**Stated goal:** Reproduce every record below exactly as written, leaving out any pictures.
________________________________________
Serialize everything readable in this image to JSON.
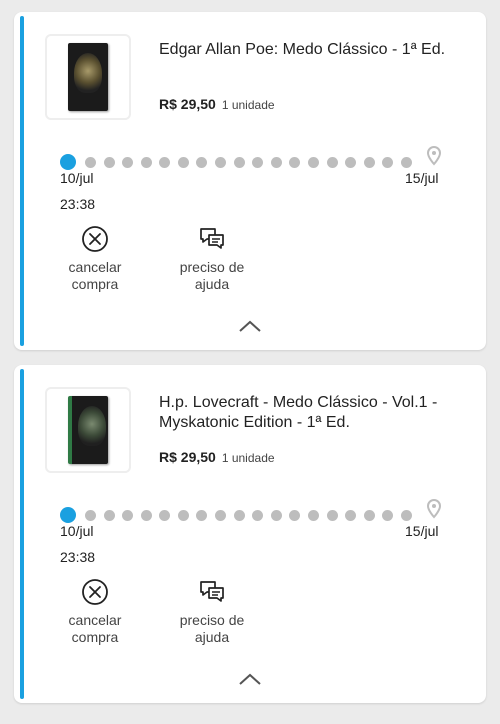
{
  "orders": [
    {
      "title": "Edgar Allan Poe: Medo Clássico - 1ª Ed.",
      "price": "R$ 29,50",
      "quantity": "1 unidade",
      "start_date": "10/jul",
      "start_time": "23:38",
      "end_date": "15/jul",
      "progress": 0,
      "cancel_label_1": "cancelar",
      "cancel_label_2": "compra",
      "help_label_1": "preciso de",
      "help_label_2": "ajuda"
    },
    {
      "title": "H.p. Lovecraft - Medo Clássico - Vol.1 - Myskatonic Edition - 1ª Ed.",
      "price": "R$ 29,50",
      "quantity": "1 unidade",
      "start_date": "10/jul",
      "start_time": "23:38",
      "end_date": "15/jul",
      "progress": 0,
      "cancel_label_1": "cancelar",
      "cancel_label_2": "compra",
      "help_label_1": "preciso de",
      "help_label_2": "ajuda"
    }
  ],
  "colors": {
    "accent": "#1aa0e0",
    "inactive_dot": "#bdbdbd",
    "background": "#ebebeb"
  },
  "icons": {
    "cancel": "x-circle-icon",
    "help": "chat-bubbles-icon",
    "destination": "map-pin-icon",
    "collapse": "chevron-up-icon"
  }
}
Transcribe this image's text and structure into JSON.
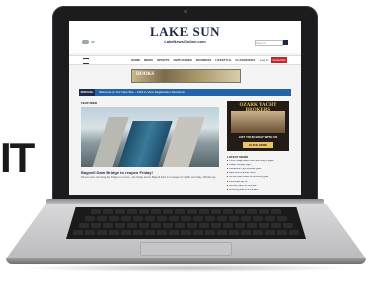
{
  "background_letters": "IT",
  "site": {
    "logo_title": "LAKE SUN",
    "logo_sub": "LakeNewsOnline.com",
    "weather": "49°",
    "search_placeholder": "Search"
  },
  "nav": {
    "items": [
      "HOME",
      "NEWS",
      "SPORTS",
      "OBITUARIES",
      "BUSINESS",
      "LIFESTYLE",
      "CLASSIFIEDS"
    ],
    "subscribe_label": "Subscribe",
    "login_label": "Log In"
  },
  "ad_banner": {
    "text": "HOOKS"
  },
  "special": {
    "tag": "SPECIAL",
    "text": "Welcome to Our New Site – Click to View Registration Directions"
  },
  "featured": {
    "label": "FEATURED",
    "headline": "Bagnell Dam Bridge to reopen Friday!",
    "description": "Drivers soon can bring the bridge to a close – the bridge across Bagnell Dam is to reopen for traffic on Friday, officials say."
  },
  "side_ad": {
    "top": "OZARK YACHT BROKERS",
    "line": "LIST YOUR BOAT WITH US",
    "button": "CLICK HERE"
  },
  "latest": {
    "label": "LATEST NEWS",
    "items": [
      "Three Osage Beach men face drug charges",
      "Osage Tuesday Night",
      "Camdenton High receives grant",
      "Lake Area Chamber event",
      "School board meets for upcoming year",
      "Local sales tax up",
      "Schools ready for new year",
      "Upcoming events at the lake"
    ]
  },
  "colors": {
    "brand_navy": "#1b2a48",
    "special_blue": "#2563a8",
    "subscribe_red": "#c0282d"
  }
}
________________________________________
**The output:**
Serialize everything readable in this image to JSON.
{
  "orders": [
    {
      "title": "Edgar Allan Poe: Medo Clássico - 1ª Ed.",
      "price": "R$ 29,50",
      "quantity": "1 unidade",
      "start_date": "10/jul",
      "start_time": "23:38",
      "end_date": "15/jul",
      "progress": 0,
      "cancel_label_1": "cancelar",
      "cancel_label_2": "compra",
      "help_label_1": "preciso de",
      "help_label_2": "ajuda"
    },
    {
      "title": "H.p. Lovecraft - Medo Clássico - Vol.1 - Myskatonic Edition - 1ª Ed.",
      "price": "R$ 29,50",
      "quantity": "1 unidade",
      "start_date": "10/jul",
      "start_time": "23:38",
      "end_date": "15/jul",
      "progress": 0,
      "cancel_label_1": "cancelar",
      "cancel_label_2": "compra",
      "help_label_1": "preciso de",
      "help_label_2": "ajuda"
    }
  ],
  "colors": {
    "accent": "#1aa0e0",
    "inactive_dot": "#bdbdbd",
    "background": "#ebebeb"
  },
  "icons": {
    "cancel": "x-circle-icon",
    "help": "chat-bubbles-icon",
    "destination": "map-pin-icon",
    "collapse": "chevron-up-icon"
  }
}
Transcribe this image's text and structure into JSON.
{
  "background_letters": "IT",
  "site": {
    "logo_title": "LAKE SUN",
    "logo_sub": "LakeNewsOnline.com",
    "weather": "49°",
    "search_placeholder": "Search"
  },
  "nav": {
    "items": [
      "HOME",
      "NEWS",
      "SPORTS",
      "OBITUARIES",
      "BUSINESS",
      "LIFESTYLE",
      "CLASSIFIEDS"
    ],
    "subscribe_label": "Subscribe",
    "login_label": "Log In"
  },
  "ad_banner": {
    "text": "HOOKS"
  },
  "special": {
    "tag": "SPECIAL",
    "text": "Welcome to Our New Site – Click to View Registration Directions"
  },
  "featured": {
    "label": "FEATURED",
    "headline": "Bagnell Dam Bridge to reopen Friday!",
    "description": "Drivers soon can bring the bridge to a close – the bridge across Bagnell Dam is to reopen for traffic on Friday, officials say."
  },
  "side_ad": {
    "top": "OZARK YACHT BROKERS",
    "line": "LIST YOUR BOAT WITH US",
    "button": "CLICK HERE"
  },
  "latest": {
    "label": "LATEST NEWS",
    "items": [
      "Three Osage Beach men face drug charges",
      "Osage Tuesday Night",
      "Camdenton High receives grant",
      "Lake Area Chamber event",
      "School board meets for upcoming year",
      "Local sales tax up",
      "Schools ready for new year",
      "Upcoming events at the lake"
    ]
  },
  "colors": {
    "brand_navy": "#1b2a48",
    "special_blue": "#2563a8",
    "subscribe_red": "#c0282d"
  }
}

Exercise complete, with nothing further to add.